- _TASK STATEMENT_
Where a line holds the word "Charles", copy that line.

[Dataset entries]
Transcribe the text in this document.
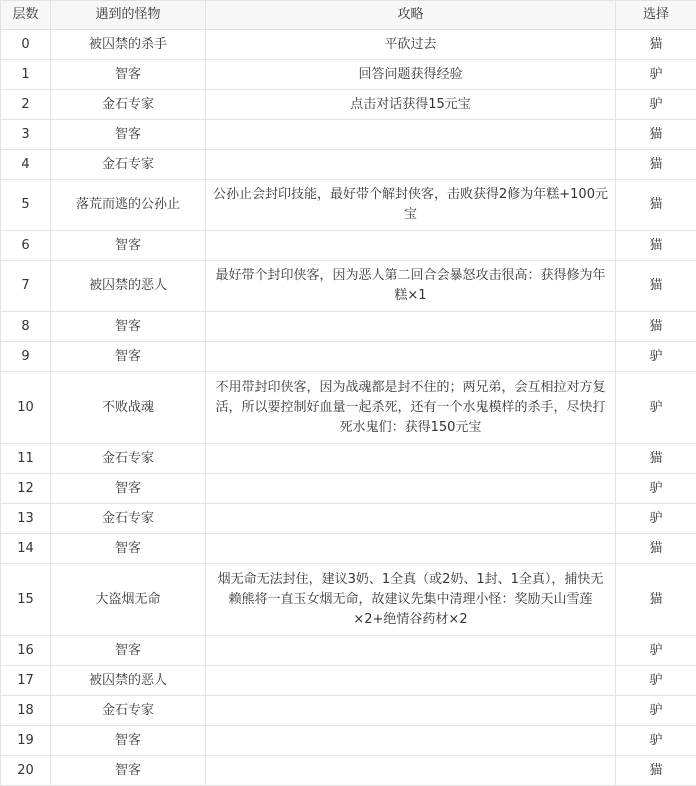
层数	遇到的怪物	攻略	选择
0	被囚禁的杀手	平砍过去	猫
1	智客	回答问题获得经验	驴
2	金石专家	点击对话获得15元宝	驴
3	智客		猫
4	金石专家		猫
5	落荒而逃的公孙止	公孙止会封印技能，最好带个解封侠客，击败获得2修为年糕+100元宝	猫
6	智客		猫
7	被囚禁的恶人	最好带个封印侠客，因为恶人第二回合会暴怒攻击很高：获得修为年糕×1	猫
8	智客		猫
9	智客		驴
10	不败战魂	不用带封印侠客，因为战魂都是封不住的；两兄弟，会互相拉对方复活，所以要控制好血量一起杀死，还有一个水鬼模样的杀手，尽快打死水鬼们：获得150元宝	驴
11	金石专家		猫
12	智客		驴
13	金石专家		驴
14	智客		猫
15	大盗烟无命	烟无命无法封住，建议3奶、1全真（或2奶、1封、1全真），捕快无赖熊将一直玉女烟无命，故建议先集中清理小怪：奖励天山雪莲×2+绝情谷药材×2	猫
16	智客		驴
17	被囚禁的恶人		驴
18	金石专家		驴
19	智客		驴
20	智客		猫
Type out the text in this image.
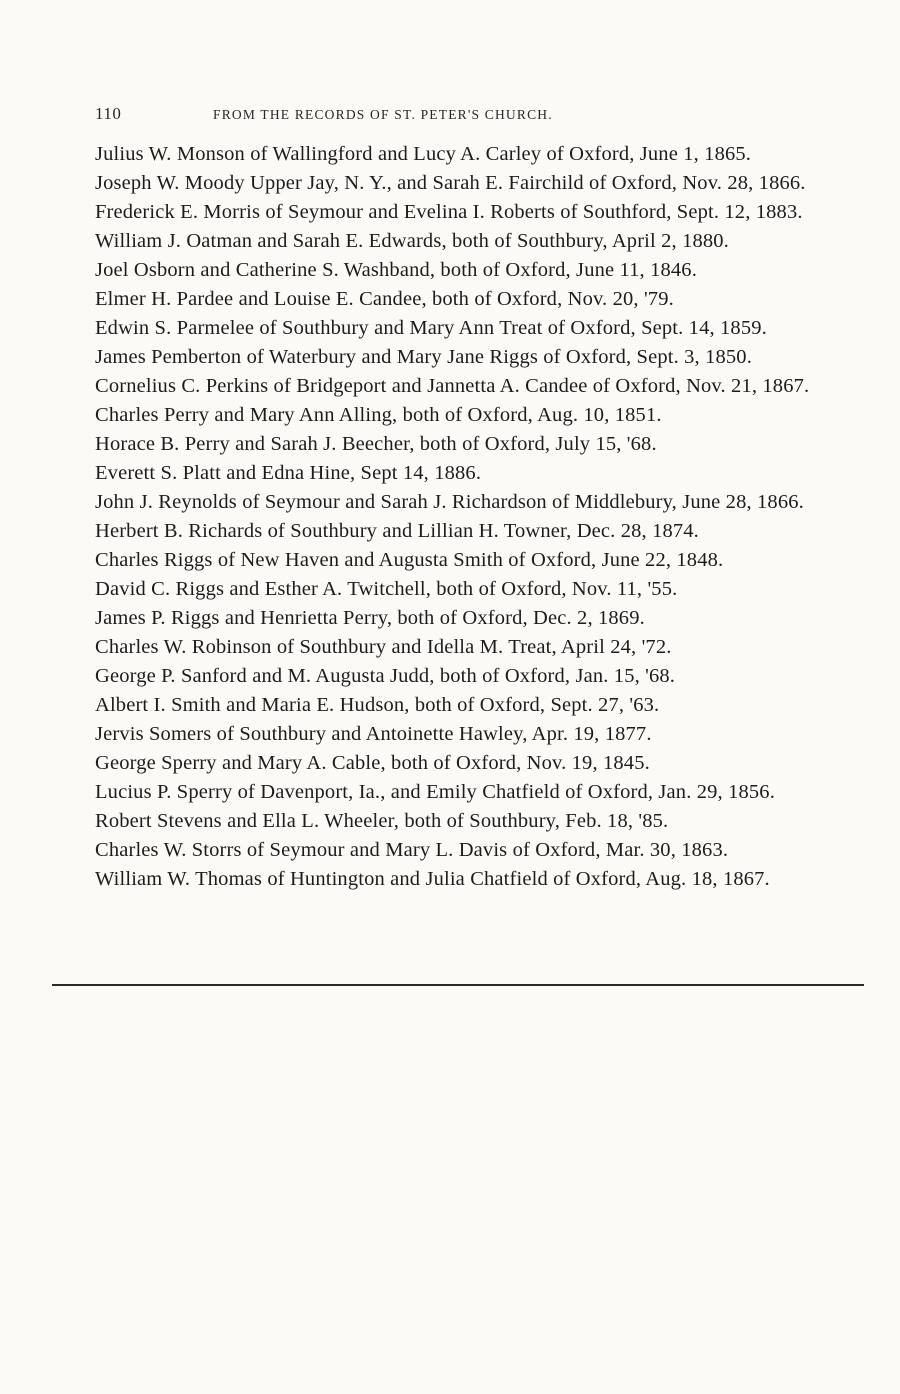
110	FROM THE RECORDS OF ST. PETER'S CHURCH.

Julius W. Monson of Wallingford and Lucy A. Carley of Oxford, June 1, 1865.

Joseph W. Moody Upper Jay, N. Y., and Sarah E. Fairchild of Oxford, Nov. 28, 1866.

Frederick E. Morris of Seymour and Evelina I. Roberts of Southford, Sept. 12, 1883.

William J. Oatman and Sarah E. Edwards, both of Southbury, April 2, 1880.

Joel Osborn and Catherine S. Washband, both of Oxford, June 11, 1846.

Elmer H. Pardee and Louise E. Candee, both of Oxford, Nov. 20, '79.

Edwin S. Parmelee of Southbury and Mary Ann Treat of Oxford, Sept. 14, 1859.

James Pemberton of Waterbury and Mary Jane Riggs of Oxford, Sept. 3, 1850.

Cornelius C. Perkins of Bridgeport and Jannetta A. Candee of Oxford, Nov. 21, 1867.

Charles Perry and Mary Ann Alling, both of Oxford, Aug. 10, 1851.

Horace B. Perry and Sarah J. Beecher, both of Oxford, July 15, '68.

Everett S. Platt and Edna Hine, Sept 14, 1886.

John J. Reynolds of Seymour and Sarah J. Richardson of Middlebury, June 28, 1866.

Herbert B. Richards of Southbury and Lillian H. Towner, Dec. 28, 1874.

Charles Riggs of New Haven and Augusta Smith of Oxford, June 22, 1848.

David C. Riggs and Esther A. Twitchell, both of Oxford, Nov. 11, '55.

James P. Riggs and Henrietta Perry, both of Oxford, Dec. 2, 1869.

Charles W. Robinson of Southbury and Idella M. Treat, April 24, '72.

George P. Sanford and M. Augusta Judd, both of Oxford, Jan. 15, '68.

Albert I. Smith and Maria E. Hudson, both of Oxford, Sept. 27, '63.

Jervis Somers of Southbury and Antoinette Hawley, Apr. 19, 1877.

George Sperry and Mary A. Cable, both of Oxford, Nov. 19, 1845.

Lucius P. Sperry of Davenport, Ia., and Emily Chatfield of Oxford, Jan. 29, 1856.

Robert Stevens and Ella L. Wheeler, both of Southbury, Feb. 18, '85.

Charles W. Storrs of Seymour and Mary L. Davis of Oxford, Mar. 30, 1863.

William W. Thomas of Huntington and Julia Chatfield of Oxford, Aug. 18, 1867.
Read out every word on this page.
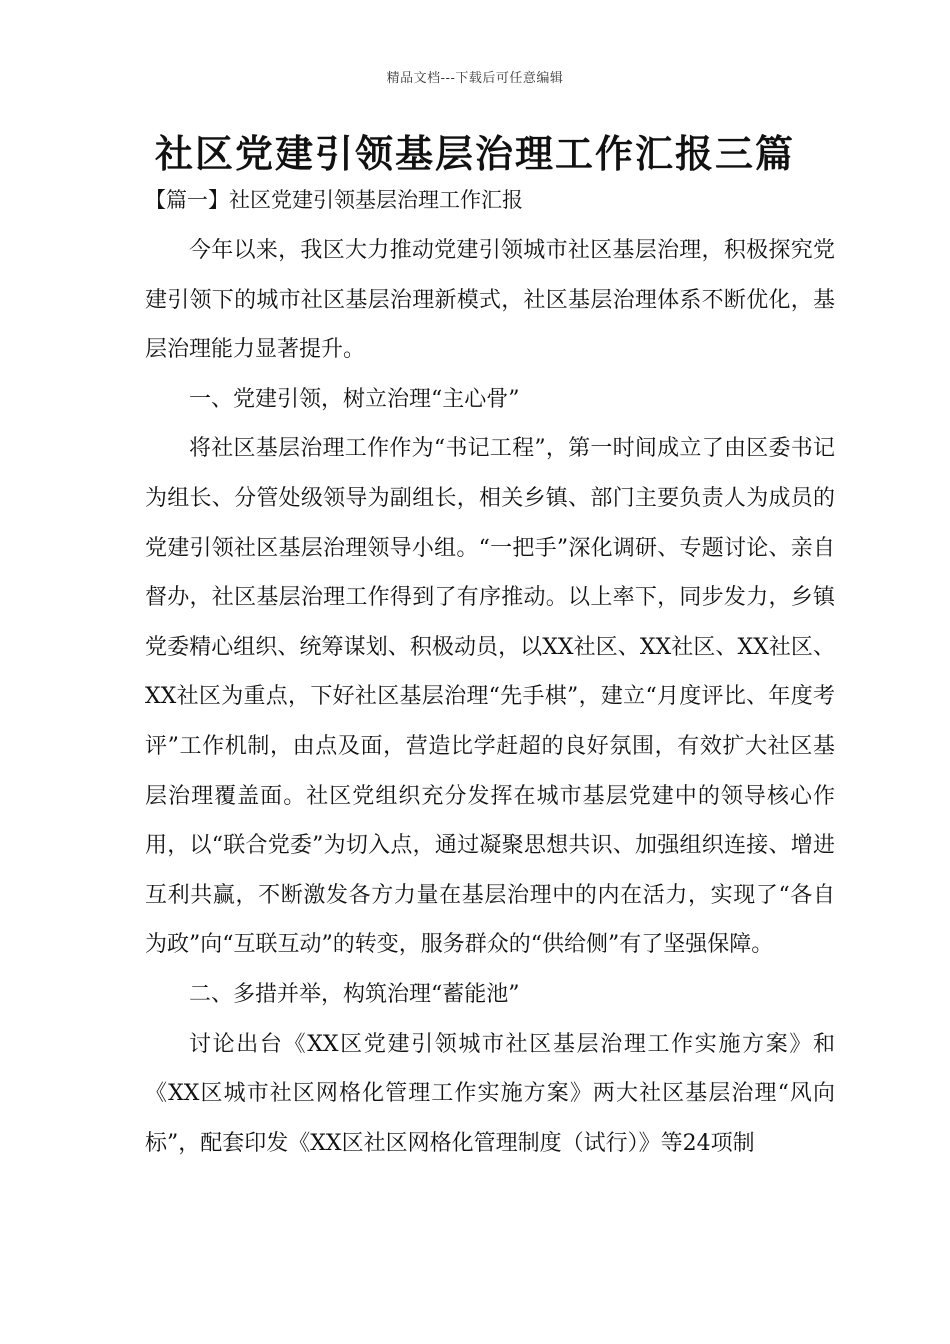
精品文档---下载后可任意编辑
社区党建引领基层治理工作汇报三篇
【篇一】社区党建引领基层治理工作汇报

今年以来，我区大力推动党建引领城市社区基层治理，积极探究党建引领下的城市社区基层治理新模式，社区基层治理体系不断优化，基层治理能力显著提升。

一、党建引领，树立治理“主心骨”

将社区基层治理工作作为“书记工程”，第一时间成立了由区委书记为组长、分管处级领导为副组长，相关乡镇、部门主要负责人为成员的党建引领社区基层治理领导小组。“一把手”深化调研、专题讨论、亲自督办，社区基层治理工作得到了有序推动。以上率下，同步发力，乡镇党委精心组织、统筹谋划、积极动员，以XX社区、XX社区、XX社区、XX社区为重点，下好社区基层治理“先手棋”，建立“月度评比、年度考评”工作机制，由点及面，营造比学赶超的良好氛围，有效扩大社区基层治理覆盖面。社区党组织充分发挥在城市基层党建中的领导核心作用，以“联合党委”为切入点，通过凝聚思想共识、加强组织连接、增进互利共赢，不断激发各方力量在基层治理中的内在活力，实现了“各自为政”向“互联互动”的转变，服务群众的“供给侧”有了坚强保障。

二、多措并举，构筑治理“蓄能池”

讨论出台《XX区党建引领城市社区基层治理工作实施方案》和《XX区城市社区网格化管理工作实施方案》两大社区基层治理“风向标”，配套印发《XX区社区网格化管理制度（试行）》等24项制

- _EXERCISE RESULT_
Charles Perry and Mary Ann Alling, both of Oxford, Aug. 10, 1851.
Charles Riggs of New Haven and Augusta Smith of Oxford, June 22, 1848.
Charles W. Robinson of Southbury and Idella M. Treat, April 24, '72.
Charles W. Storrs of Seymour and Mary L. Davis of Oxford, Mar. 30, 1863.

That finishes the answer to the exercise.